* What to do
Tell how many lines contain the word "marker". Reply with the number only.
* Start Records to use *
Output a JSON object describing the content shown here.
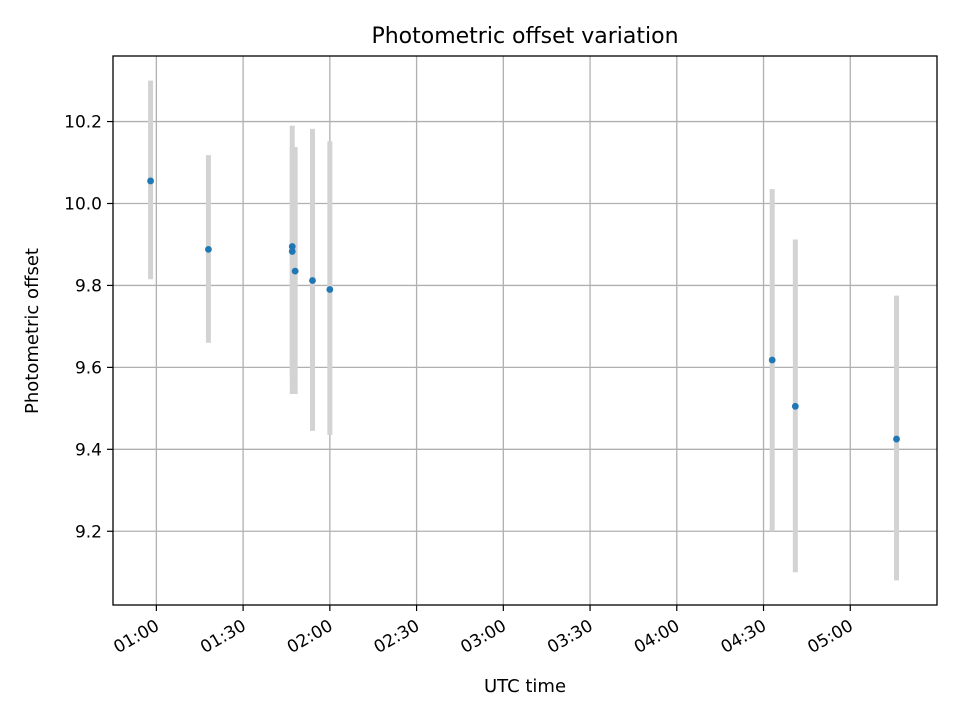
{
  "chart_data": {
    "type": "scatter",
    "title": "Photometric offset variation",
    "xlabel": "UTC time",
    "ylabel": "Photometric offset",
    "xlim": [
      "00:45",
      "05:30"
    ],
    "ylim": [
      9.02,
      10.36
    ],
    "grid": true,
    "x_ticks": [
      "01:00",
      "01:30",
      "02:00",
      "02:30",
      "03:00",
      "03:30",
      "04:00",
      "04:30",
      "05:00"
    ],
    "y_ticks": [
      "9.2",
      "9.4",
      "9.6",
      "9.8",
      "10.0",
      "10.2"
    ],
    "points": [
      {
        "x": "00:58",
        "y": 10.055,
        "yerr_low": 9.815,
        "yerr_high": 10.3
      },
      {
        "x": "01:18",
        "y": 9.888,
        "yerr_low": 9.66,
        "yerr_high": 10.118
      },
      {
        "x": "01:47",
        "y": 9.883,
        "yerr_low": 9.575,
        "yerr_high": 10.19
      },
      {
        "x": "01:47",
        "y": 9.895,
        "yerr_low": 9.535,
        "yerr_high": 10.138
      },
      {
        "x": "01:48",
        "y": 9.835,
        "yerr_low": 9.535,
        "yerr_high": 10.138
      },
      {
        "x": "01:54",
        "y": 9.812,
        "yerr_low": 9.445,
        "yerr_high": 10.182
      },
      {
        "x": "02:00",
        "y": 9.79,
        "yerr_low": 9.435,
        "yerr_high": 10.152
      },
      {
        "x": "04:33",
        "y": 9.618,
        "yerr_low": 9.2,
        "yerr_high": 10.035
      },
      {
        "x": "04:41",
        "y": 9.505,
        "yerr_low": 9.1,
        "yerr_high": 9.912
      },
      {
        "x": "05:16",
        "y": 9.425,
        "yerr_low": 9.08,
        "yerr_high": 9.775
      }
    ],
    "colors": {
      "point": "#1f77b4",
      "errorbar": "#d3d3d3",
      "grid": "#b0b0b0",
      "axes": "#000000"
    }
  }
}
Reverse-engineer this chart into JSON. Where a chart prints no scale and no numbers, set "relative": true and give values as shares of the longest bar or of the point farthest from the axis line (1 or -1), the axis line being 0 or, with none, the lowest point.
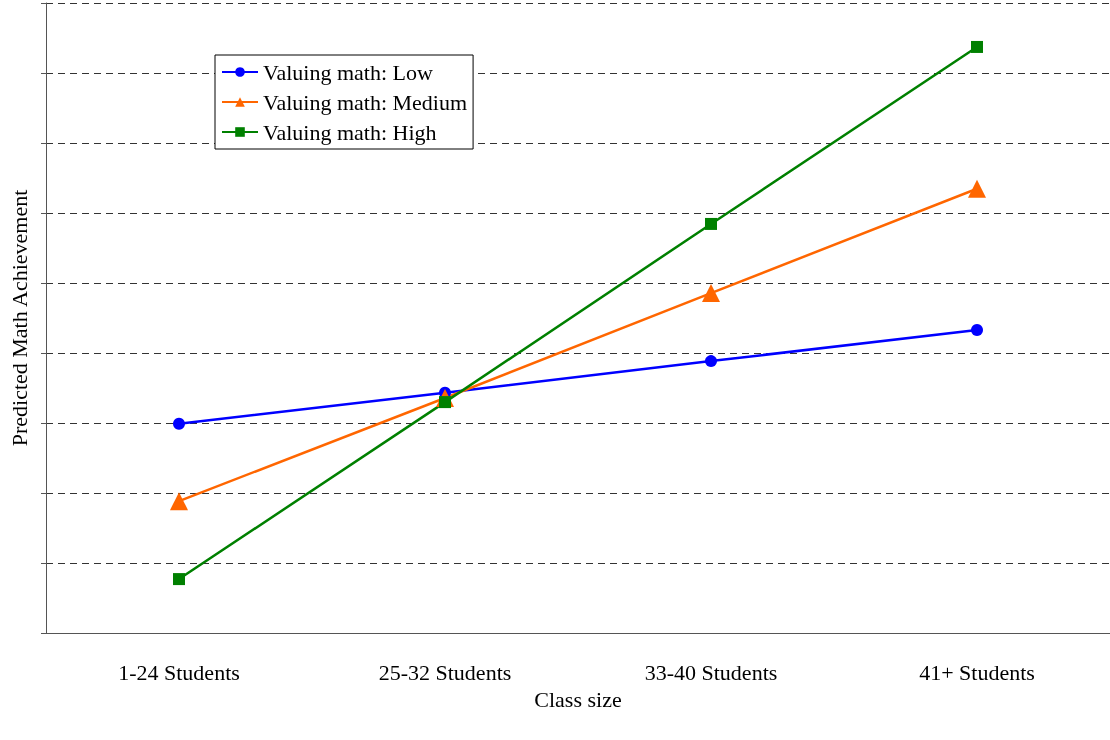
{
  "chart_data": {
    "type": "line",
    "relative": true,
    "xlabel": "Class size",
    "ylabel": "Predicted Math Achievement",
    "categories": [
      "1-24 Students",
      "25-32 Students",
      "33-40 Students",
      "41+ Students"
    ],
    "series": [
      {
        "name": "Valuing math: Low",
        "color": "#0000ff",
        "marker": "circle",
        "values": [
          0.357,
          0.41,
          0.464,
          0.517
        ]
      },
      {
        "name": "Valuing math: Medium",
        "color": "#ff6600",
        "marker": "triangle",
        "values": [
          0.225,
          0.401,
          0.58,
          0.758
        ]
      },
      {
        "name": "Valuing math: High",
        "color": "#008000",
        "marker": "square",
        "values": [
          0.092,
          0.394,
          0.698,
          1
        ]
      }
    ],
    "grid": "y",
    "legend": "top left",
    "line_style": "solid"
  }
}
* End Records to use *
* Reply
3